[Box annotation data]
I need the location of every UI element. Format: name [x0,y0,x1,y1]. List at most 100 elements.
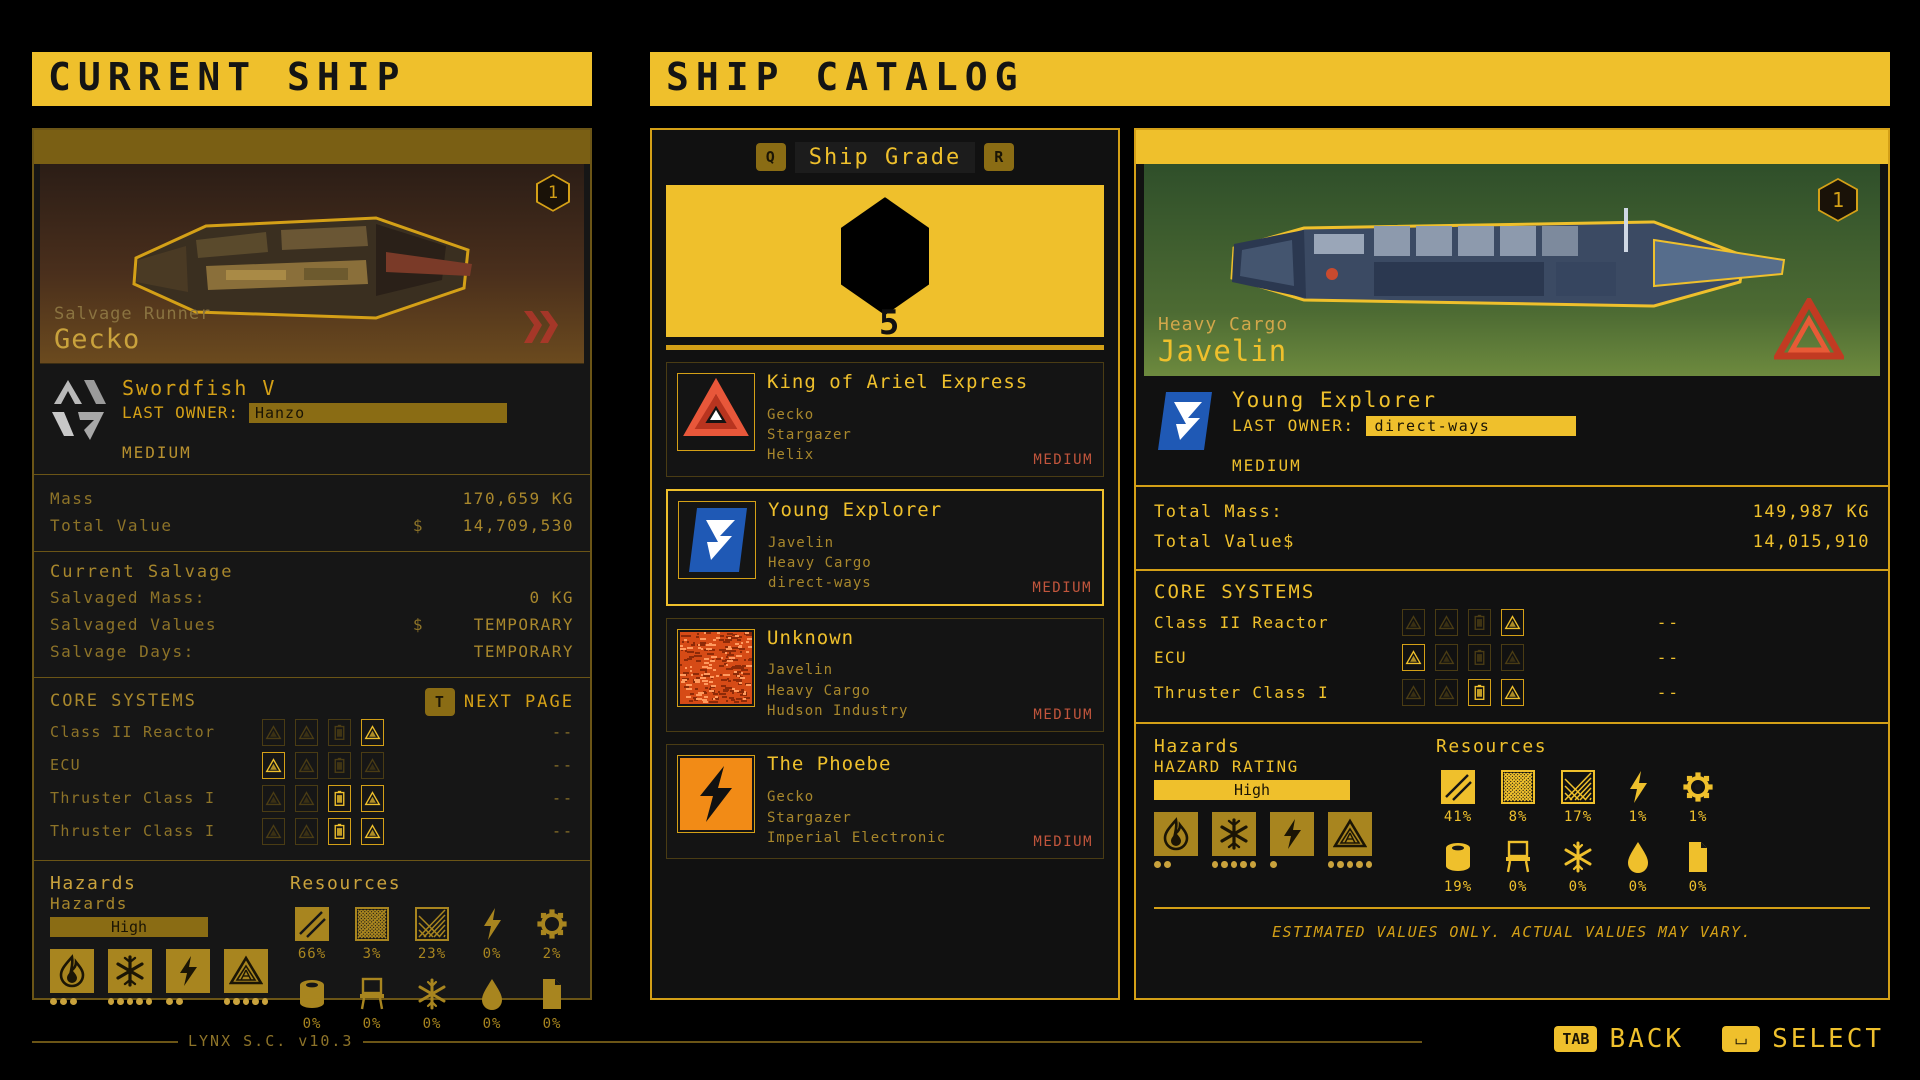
core-system-name: Thruster Class I [50,789,262,807]
resource-percent: 3% [350,946,394,962]
hazard-icons [50,949,270,1005]
radiation-icon [1328,812,1372,856]
snowflake-icon [412,974,452,1014]
current-ship-core-systems: CORE SYSTEMS T NEXT PAGE Class II Reacto… [34,677,590,860]
core-slot-off-tri [1435,679,1458,706]
stat-value: 0 KG [424,588,574,607]
blue-flag-logo-icon [1152,388,1218,454]
core-slot-on-tri [361,719,384,746]
hazards-title: Hazards [50,873,270,894]
core-slot-off-bat [328,719,351,746]
stat-value: TEMPORARY [424,642,574,661]
core-slot-off-tri [295,752,318,779]
core-slot-on-bat [328,785,351,812]
hazard-level-dots [1270,861,1314,868]
resource-cell: 0% [1496,837,1540,895]
resource-percent: 0% [1676,879,1720,895]
detail-top-strip [1136,130,1888,164]
core-slot-on-tri [262,752,285,779]
core-slot-off-tri [1402,679,1425,706]
detail-hazard-icons [1154,812,1404,868]
grade-prev-key[interactable]: Q [756,143,786,171]
core-slot-off-tri [361,752,384,779]
detail-art-label: Heavy Cargo Javelin [1158,314,1288,368]
grade-next-key[interactable]: R [984,143,1014,171]
resource-cell: 2% [530,904,574,962]
snowflake-icon [1558,837,1598,877]
table-row: Total Mass: 149,987 KG [1154,497,1870,527]
detail-core-systems-list: Class II Reactor -- ECU -- Thruster Clas… [1154,605,1870,710]
back-keycap: TAB [1554,1026,1597,1052]
metal-plate-icon [292,904,332,944]
resource-percent: 2% [530,946,574,962]
version-label: LYNX S.C. v10.3 [178,1032,363,1050]
detail-hazard-rating-bar: High [1154,780,1350,800]
detail-grade-badge-value: 1 [1832,188,1844,212]
document-icon [532,974,572,1014]
core-system-row: Thruster Class I -- [50,782,574,815]
hazard-level-dots [108,998,152,1005]
detail-ship-class: Heavy Cargo [1158,314,1288,335]
detail-hazards-title: Hazards [1154,736,1404,757]
catalog-list-item[interactable]: Young Explorer Javelin Heavy Cargo direct-… [666,489,1104,606]
catalog-item-name: King of Ariel Express [767,373,1093,393]
barrel-icon [1438,837,1478,877]
catalog-item-class: MEDIUM [1033,452,1093,468]
core-system-name: ECU [1154,648,1402,667]
hazard-cell [1154,812,1198,868]
current-ship-panel: CURRENT SHIP 1 Salvage Runner Gecko Swor… [32,52,592,1000]
detail-owner-row: Young Explorer LAST OWNER: direct-ways M… [1136,376,1888,485]
catalog-list-item[interactable]: The Phoebe Gecko Stargazer Imperial Electr… [666,744,1104,859]
catalog-list-panel: Q Ship Grade R 5 King of Ariel Express G… [650,128,1120,1000]
table-row: Salvaged Values $ TEMPORARY [50,611,574,638]
stat-value: TEMPORARY [424,615,574,634]
select-button[interactable]: ⌴ SELECT [1722,1024,1884,1054]
grade-divider [666,345,1104,350]
core-slot-on-tri [361,818,384,845]
resource-cell: 41% [1436,767,1480,825]
next-page-button[interactable]: T NEXT PAGE [425,688,574,716]
current-ship-art-label: Salvage Runner Gecko [54,304,211,355]
resource-percent: 8% [1496,809,1540,825]
current-ship-owner-row: Swordfish V LAST OWNER: Hanzo MEDIUM [34,364,590,474]
gear-icon [1678,767,1718,807]
core-system-row: Class II Reactor -- [50,716,574,749]
current-ship-last-owner: LAST OWNER: Hanzo [122,403,578,423]
core-slot-on-tri [1501,609,1524,636]
current-salvage-section: Current Salvage Salvaged Mass: 0 KG Salv… [34,551,590,677]
grade-value: 5 [879,303,899,343]
back-label: BACK [1609,1024,1684,1054]
catalog-list-item[interactable]: King of Ariel Express Gecko Stargazer Heli… [666,362,1104,477]
stat-value: 149,987 KG [1753,502,1870,522]
resource-cell: 1% [1676,767,1720,825]
hazard-cell [166,949,210,1005]
hazard-cell [50,949,94,1005]
detail-owner-lines: Young Explorer LAST OWNER: direct-ways M… [1232,388,1576,475]
detail-ship-artwork: 1 Heavy Cargo Javelin [1144,164,1880,376]
faction-emblem-icon [48,374,110,462]
core-system-name: Class II Reactor [50,723,262,741]
select-label: SELECT [1772,1024,1884,1054]
resource-cell: 19% [1436,837,1480,895]
stat-label: Mass [50,489,372,508]
droplet-icon [1618,837,1658,877]
core-system-value: -- [1657,648,1870,667]
core-slot-off-tri [1501,644,1524,671]
glass-icon [412,904,452,944]
resource-cell: 0% [1616,837,1660,895]
resource-percent: 23% [410,946,454,962]
back-button[interactable]: TAB BACK [1554,1024,1684,1054]
droplet-icon [472,974,512,1014]
catalog-list-item[interactable]: Unknown Javelin Heavy Cargo Hudson Industr… [666,618,1104,733]
core-system-row: Thruster Class I -- [50,815,574,848]
detail-hazards-resources: Hazards HAZARD RATING High Resources 41%… [1136,722,1888,907]
core-slot-off-tri [262,719,285,746]
core-slot-off-bat [1468,644,1491,671]
core-system-slots [1402,679,1524,706]
core-slot-off-tri [1402,609,1425,636]
current-ship-name: Swordfish V [122,376,578,400]
catalog-item-class: MEDIUM [1033,834,1093,850]
stat-value: 14,015,910 [1753,532,1870,552]
mesh-icon [352,904,392,944]
core-system-value: -- [552,756,574,774]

◆ **What is being asked**: Put the lines of the material, starting at the line containing "core-system-name: Thruster Class" and ending at the line containing "document-icon [532,974,572,1014]", into a Markdown table with columns named Row and Entry. Number each line in Row, place the line in Entry, and leave out any blank lines.

◆ **Output**:
| Row | Entry |
|---|---|
| 1 | core-system-name: Thruster Class I [50,789,262,807] |
| 2 | resource-percent: 3% [350,946,394,962] |
| 3 | hazard-icons [50,949,270,1005] |
| 4 | radiation-icon [1328,812,1372,856] |
| 5 | snowflake-icon [412,974,452,1014] |
| 6 | current-ship-core-systems: CORE SYSTEMS T NEXT PAGE Class II Reacto… [34,677,590,860] |
| 7 | core-slot-off-tri [1435,679,1458,706] |
| 8 | stat-value: 0 KG [424,588,574,607] |
| 9 | blue-flag-logo-icon [1152,388,1218,454] |
| 10 | core-slot-on-tri [361,719,384,746] |
| 11 | hazards-title: Hazards [50,873,270,894] |
| 12 | core-slot-off-bat [328,719,351,746] |
| 13 | stat-value: TEMPORARY [424,642,574,661] |
| 14 | core-slot-off-tri [295,752,318,779] |
| 15 | core-slot-on-bat [328,785,351,812] |
| 16 | hazard-level-dots [1270,861,1314,868] |
| 17 | resource-cell: 0% [1496,837,1540,895] |
| 18 | resource-percent: 0% [1676,879,1720,895] |
| 19 | detail-top-strip [1136,130,1888,164] |
| 20 | core-slot-on-tri [262,752,285,779] |
| 21 | core-slot-off-tri [1402,679,1425,706] |
| 22 | detail-hazard-icons [1154,812,1404,868] |
| 23 | grade-prev-key[interactable]: Q [756,143,786,171] |
| 24 | core-slot-off-tri [361,752,384,779] |
| 25 | detail-art-label: Heavy Cargo Javelin [1158,314,1288,368] |
| 26 | grade-next-key[interactable]: R [984,143,1014,171] |
| 27 | resource-cell: 2% [530,904,574,962] |
| 28 | snowflake-icon [1558,837,1598,877] |
| 29 | table-row: Total Mass: 149,987 KG [1154,497,1870,527] |
| 30 | detail-core-systems-list: Class II Reactor -- ECU -- Thruster Clas… [1154,605,1870,710] |
| 31 | back-keycap: TAB [1554,1026,1597,1052] |
| 32 | metal-plate-icon [292,904,332,944] |
| 33 | resource-percent: 2% [530,946,574,962] |
| 34 | version-label: LYNX S.C. v10.3 [178,1032,363,1050] |
| 35 | detail-hazard-rating-bar: High [1154,780,1350,800] |
| 36 | detail-grade-badge-value: 1 [1832,188,1844,212] |
| 37 | document-icon [532,974,572,1014] |